Data entries for graphics:
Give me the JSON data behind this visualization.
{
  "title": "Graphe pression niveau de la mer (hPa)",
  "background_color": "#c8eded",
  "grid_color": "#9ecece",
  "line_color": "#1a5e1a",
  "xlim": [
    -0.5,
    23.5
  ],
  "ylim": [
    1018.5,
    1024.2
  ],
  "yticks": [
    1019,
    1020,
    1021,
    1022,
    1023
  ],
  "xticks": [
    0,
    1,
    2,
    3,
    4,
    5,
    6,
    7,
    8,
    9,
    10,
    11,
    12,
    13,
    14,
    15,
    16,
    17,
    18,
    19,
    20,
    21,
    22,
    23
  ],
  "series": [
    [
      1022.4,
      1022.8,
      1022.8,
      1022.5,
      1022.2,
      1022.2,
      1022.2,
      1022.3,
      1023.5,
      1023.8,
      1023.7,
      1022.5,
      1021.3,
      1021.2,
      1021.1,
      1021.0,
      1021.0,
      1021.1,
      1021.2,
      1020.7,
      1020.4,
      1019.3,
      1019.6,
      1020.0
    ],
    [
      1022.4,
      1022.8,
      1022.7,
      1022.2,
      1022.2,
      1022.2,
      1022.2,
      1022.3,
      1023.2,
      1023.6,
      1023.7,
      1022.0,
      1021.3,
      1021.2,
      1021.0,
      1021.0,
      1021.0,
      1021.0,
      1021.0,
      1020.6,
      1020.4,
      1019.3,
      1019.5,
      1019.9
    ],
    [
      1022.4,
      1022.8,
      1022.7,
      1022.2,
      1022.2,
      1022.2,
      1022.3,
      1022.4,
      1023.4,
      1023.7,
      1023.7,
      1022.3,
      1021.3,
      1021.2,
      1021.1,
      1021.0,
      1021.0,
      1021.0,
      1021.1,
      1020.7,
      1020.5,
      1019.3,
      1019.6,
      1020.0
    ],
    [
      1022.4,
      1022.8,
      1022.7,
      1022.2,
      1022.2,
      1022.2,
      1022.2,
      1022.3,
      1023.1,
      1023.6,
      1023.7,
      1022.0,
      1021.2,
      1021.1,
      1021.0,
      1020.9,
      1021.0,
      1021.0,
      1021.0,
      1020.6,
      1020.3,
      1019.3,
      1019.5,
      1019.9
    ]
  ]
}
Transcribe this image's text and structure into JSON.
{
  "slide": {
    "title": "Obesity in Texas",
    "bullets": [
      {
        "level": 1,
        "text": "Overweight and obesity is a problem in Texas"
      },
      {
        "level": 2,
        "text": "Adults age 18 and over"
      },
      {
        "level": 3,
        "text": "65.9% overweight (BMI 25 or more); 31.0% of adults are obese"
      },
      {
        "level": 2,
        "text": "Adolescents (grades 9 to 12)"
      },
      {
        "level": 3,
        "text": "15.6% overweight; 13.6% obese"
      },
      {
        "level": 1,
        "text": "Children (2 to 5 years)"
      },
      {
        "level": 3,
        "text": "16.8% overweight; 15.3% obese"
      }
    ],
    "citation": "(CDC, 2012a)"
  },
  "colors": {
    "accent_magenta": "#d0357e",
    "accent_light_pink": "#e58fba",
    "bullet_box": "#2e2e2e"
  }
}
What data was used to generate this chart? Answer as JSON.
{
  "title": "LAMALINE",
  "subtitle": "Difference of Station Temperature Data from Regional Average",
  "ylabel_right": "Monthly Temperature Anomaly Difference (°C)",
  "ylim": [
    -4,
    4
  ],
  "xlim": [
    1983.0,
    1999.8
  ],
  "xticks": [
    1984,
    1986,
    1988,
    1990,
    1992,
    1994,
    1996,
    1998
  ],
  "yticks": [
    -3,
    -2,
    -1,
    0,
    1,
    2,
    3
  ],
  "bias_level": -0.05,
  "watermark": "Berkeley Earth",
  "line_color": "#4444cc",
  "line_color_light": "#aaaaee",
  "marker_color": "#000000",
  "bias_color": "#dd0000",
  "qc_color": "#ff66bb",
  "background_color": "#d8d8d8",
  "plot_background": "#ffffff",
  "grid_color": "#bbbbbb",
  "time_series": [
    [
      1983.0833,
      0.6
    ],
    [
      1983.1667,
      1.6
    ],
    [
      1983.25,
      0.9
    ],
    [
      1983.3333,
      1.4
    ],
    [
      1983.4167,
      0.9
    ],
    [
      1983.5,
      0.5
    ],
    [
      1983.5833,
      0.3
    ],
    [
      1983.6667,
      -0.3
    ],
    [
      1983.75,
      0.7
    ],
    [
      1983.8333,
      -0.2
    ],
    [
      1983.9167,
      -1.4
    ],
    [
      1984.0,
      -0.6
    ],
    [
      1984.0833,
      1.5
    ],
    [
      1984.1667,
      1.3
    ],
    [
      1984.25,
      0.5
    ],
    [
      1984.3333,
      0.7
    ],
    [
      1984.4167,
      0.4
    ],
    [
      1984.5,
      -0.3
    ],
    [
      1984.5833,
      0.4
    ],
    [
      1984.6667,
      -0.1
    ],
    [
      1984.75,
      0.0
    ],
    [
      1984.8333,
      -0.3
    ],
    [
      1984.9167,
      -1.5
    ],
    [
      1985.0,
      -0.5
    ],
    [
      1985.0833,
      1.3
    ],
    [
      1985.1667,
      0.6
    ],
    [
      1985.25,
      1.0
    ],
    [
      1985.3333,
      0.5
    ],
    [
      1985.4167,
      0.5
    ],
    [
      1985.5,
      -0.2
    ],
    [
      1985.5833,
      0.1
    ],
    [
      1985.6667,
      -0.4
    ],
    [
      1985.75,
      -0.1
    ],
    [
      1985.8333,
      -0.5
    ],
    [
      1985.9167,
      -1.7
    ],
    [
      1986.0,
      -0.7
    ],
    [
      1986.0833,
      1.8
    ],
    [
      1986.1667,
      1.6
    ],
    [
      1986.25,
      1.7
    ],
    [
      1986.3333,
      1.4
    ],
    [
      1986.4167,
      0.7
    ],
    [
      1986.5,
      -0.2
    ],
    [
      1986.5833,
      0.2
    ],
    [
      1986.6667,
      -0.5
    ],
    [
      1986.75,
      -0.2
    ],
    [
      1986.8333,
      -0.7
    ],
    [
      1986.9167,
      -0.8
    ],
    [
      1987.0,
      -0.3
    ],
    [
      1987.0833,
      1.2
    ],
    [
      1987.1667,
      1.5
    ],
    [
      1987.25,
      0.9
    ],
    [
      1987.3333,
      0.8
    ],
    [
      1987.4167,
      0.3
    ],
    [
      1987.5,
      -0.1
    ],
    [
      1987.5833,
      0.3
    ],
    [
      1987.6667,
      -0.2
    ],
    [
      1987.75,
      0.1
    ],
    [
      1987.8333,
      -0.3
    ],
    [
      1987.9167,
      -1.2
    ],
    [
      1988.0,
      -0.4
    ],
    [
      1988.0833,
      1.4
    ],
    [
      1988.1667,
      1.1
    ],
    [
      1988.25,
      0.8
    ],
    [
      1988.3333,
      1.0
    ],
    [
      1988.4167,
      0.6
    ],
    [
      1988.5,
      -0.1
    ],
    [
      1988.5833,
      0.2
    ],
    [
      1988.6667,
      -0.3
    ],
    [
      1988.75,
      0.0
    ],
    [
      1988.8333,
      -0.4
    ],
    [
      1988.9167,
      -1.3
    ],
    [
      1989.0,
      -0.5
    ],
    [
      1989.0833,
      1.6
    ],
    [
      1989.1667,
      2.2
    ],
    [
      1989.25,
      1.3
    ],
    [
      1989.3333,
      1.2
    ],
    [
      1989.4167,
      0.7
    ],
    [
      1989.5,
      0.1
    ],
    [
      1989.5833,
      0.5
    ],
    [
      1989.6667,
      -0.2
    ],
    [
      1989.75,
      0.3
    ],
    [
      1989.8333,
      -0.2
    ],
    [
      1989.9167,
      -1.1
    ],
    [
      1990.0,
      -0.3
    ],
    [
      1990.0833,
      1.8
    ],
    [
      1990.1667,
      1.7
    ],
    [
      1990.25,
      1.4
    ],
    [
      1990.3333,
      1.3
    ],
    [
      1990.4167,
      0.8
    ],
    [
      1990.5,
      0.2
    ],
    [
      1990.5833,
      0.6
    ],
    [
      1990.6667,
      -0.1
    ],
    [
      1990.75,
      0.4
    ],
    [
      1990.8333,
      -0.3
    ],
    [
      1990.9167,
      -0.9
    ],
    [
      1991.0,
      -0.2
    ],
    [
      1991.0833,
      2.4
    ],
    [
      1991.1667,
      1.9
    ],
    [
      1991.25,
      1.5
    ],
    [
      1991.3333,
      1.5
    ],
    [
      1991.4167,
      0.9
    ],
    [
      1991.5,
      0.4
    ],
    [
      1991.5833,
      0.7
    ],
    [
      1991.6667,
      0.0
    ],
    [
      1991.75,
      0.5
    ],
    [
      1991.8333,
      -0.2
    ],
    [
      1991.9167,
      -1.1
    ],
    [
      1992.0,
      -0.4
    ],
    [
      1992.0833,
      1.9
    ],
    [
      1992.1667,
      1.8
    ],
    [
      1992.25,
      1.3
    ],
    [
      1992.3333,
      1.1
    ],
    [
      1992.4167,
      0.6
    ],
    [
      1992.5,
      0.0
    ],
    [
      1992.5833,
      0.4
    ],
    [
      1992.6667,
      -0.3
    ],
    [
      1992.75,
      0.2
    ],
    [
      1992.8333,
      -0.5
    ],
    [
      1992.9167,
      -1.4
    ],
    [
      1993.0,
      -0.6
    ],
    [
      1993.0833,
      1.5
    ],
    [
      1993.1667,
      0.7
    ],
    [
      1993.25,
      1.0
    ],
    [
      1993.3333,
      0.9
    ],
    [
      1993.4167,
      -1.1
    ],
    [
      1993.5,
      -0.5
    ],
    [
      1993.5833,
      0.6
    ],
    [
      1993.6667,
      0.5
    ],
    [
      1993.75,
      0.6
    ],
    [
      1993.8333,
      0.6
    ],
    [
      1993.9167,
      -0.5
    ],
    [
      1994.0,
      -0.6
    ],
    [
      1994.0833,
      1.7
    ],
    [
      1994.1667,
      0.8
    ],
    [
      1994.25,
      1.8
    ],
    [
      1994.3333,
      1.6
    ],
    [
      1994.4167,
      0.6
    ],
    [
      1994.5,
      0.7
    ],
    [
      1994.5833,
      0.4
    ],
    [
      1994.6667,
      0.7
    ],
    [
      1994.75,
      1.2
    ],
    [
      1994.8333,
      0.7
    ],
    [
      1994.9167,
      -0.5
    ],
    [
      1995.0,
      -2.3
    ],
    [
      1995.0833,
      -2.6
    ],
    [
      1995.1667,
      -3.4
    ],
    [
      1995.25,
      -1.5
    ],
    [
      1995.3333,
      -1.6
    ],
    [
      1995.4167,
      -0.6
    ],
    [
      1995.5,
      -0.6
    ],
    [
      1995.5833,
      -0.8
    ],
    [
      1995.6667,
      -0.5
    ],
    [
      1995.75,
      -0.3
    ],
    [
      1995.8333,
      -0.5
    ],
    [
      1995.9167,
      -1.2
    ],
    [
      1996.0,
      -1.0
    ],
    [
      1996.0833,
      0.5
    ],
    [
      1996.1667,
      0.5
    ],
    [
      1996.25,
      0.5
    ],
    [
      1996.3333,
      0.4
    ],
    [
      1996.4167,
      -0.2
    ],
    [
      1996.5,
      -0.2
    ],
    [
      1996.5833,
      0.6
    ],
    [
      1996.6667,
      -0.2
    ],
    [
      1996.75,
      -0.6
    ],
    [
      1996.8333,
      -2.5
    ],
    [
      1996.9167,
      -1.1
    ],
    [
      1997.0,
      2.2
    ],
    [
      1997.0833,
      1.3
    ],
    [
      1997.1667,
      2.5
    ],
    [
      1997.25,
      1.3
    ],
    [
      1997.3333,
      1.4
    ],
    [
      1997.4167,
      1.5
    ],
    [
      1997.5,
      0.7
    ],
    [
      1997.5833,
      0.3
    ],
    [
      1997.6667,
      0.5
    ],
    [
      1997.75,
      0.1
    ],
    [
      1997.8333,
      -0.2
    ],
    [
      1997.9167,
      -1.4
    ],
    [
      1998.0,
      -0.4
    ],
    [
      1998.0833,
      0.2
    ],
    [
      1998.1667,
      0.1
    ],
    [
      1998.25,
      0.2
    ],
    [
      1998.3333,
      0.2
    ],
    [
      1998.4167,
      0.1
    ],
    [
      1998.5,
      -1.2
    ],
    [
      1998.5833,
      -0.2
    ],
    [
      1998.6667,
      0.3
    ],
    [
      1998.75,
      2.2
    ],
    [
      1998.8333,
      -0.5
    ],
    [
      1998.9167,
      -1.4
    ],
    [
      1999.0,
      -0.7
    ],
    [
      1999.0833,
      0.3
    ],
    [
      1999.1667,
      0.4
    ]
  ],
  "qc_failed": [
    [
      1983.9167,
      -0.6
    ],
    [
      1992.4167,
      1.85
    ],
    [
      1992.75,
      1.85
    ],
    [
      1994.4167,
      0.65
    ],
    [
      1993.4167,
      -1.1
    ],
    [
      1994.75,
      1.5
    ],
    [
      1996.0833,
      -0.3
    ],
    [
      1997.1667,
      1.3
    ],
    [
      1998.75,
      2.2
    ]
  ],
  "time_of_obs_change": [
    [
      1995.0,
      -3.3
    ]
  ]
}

» **Goal**:
The lines to collect are those holding the string "this"; copy them all.

» **Solution**:
Give me the JSON data behind this visualization.
Transcribe this image's text and structure into JSON.
What data was used to generate this chart? Answer as JSON.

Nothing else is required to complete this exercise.